====== Information provided

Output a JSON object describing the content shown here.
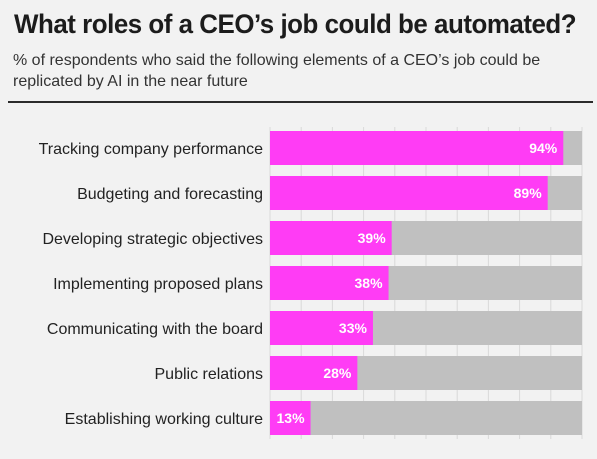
{
  "header": {
    "title": "What roles of a CEO’s job could be automated?",
    "subtitle": "% of respondents who said the following elements of a CEO’s job could be replicated by AI in the near future"
  },
  "colors": {
    "bar": "#ff3cf5",
    "track": "#c0c0c0",
    "background": "#f2f2f2",
    "value_text": "#ffffff"
  },
  "chart_data": {
    "type": "bar",
    "orientation": "horizontal",
    "title": "What roles of a CEO’s job could be automated?",
    "subtitle": "% of respondents who said the following elements of a CEO’s job could be replicated by AI in the near future",
    "categories": [
      "Tracking company performance",
      "Budgeting and forecasting",
      "Developing strategic objectives",
      "Implementing proposed plans",
      "Communicating with the board",
      "Public relations",
      "Establishing working culture"
    ],
    "values": [
      94,
      89,
      39,
      38,
      33,
      28,
      13
    ],
    "value_labels": [
      "94%",
      "89%",
      "39%",
      "38%",
      "33%",
      "28%",
      "13%"
    ],
    "xlim": [
      0,
      100
    ],
    "grid": true,
    "legend": "none"
  }
}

============

Goal of the exercise:
Exclude the pictures and transcribe all of the entries exactly.

Output below:
Output a JSON object describing the content shown here.
{
  "header": {
    "title": "What roles of a CEO’s job could be automated?",
    "subtitle": "% of respondents who said the following elements of a CEO’s job could be replicated by AI in the near future"
  },
  "colors": {
    "bar": "#ff3cf5",
    "track": "#c0c0c0",
    "background": "#f2f2f2",
    "value_text": "#ffffff"
  },
  "chart_data": {
    "type": "bar",
    "orientation": "horizontal",
    "title": "What roles of a CEO’s job could be automated?",
    "subtitle": "% of respondents who said the following elements of a CEO’s job could be replicated by AI in the near future",
    "categories": [
      "Tracking company performance",
      "Budgeting and forecasting",
      "Developing strategic objectives",
      "Implementing proposed plans",
      "Communicating with the board",
      "Public relations",
      "Establishing working culture"
    ],
    "values": [
      94,
      89,
      39,
      38,
      33,
      28,
      13
    ],
    "value_labels": [
      "94%",
      "89%",
      "39%",
      "38%",
      "33%",
      "28%",
      "13%"
    ],
    "xlim": [
      0,
      100
    ],
    "grid": true,
    "legend": "none"
  }
}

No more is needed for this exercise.